### Exercise requirements
Reproduce the ice core transcript in full, word for word, with identical punctuation and line breaks.

### Document section
"""

Prof RICHARD ALLEY: If you took all these pieces of core that have been collected and put them end to end they’re about two miles long and this is a sort of two mile time machine.

NARRATOR: Each layer records what was happening in the earth’s atmosphere at the time the ice was formed. Whether it’s the traces of a huge natural disaster or pollution from human activity, it’s all frozen and perfectly preserved.

Prof RICHARD ALLEY: We can see this, this ice core is beautifully layered and we can ask of it what happened, what was coming through the atmosphere at that time. Is there ash and acids from a big volcano, is there lead from Roman lead refining or what have you? So there’s this history of what was blowing through the air and piling up on top of the Greenland ice sheet, sitting here on these beautiful layers.

"""

### Source data
"""

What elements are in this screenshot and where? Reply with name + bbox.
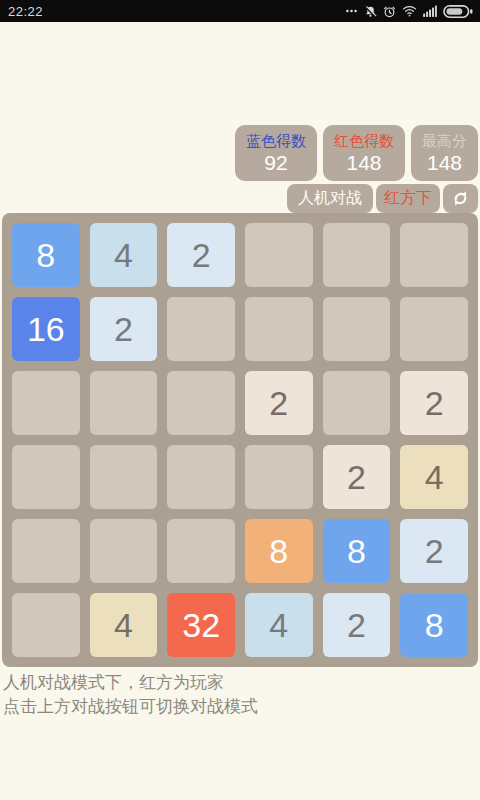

"""

### Expected answer
Prof RICHARD ALLEY: If you took all these pieces of core that have been collected and put them end to end they’re about two miles long and this is a sort of two mile time machine.

NARRATOR: Each layer records what was happening in the earth’s atmosphere at the time the ice was formed. Whether it’s the traces of a huge natural disaster or pollution from human activity, it’s all frozen and perfectly preserved.

Prof RICHARD ALLEY: We can see this, this ice core is beautifully layered and we can ask of it what happened, what was coming through the atmosphere at that time. Is there ash and acids from a big volcano, is there lead from Roman lead refining or what have you? So there’s this history of what was blowing through the air and piling up on top of the Greenland ice sheet, sitting here on these beautiful layers.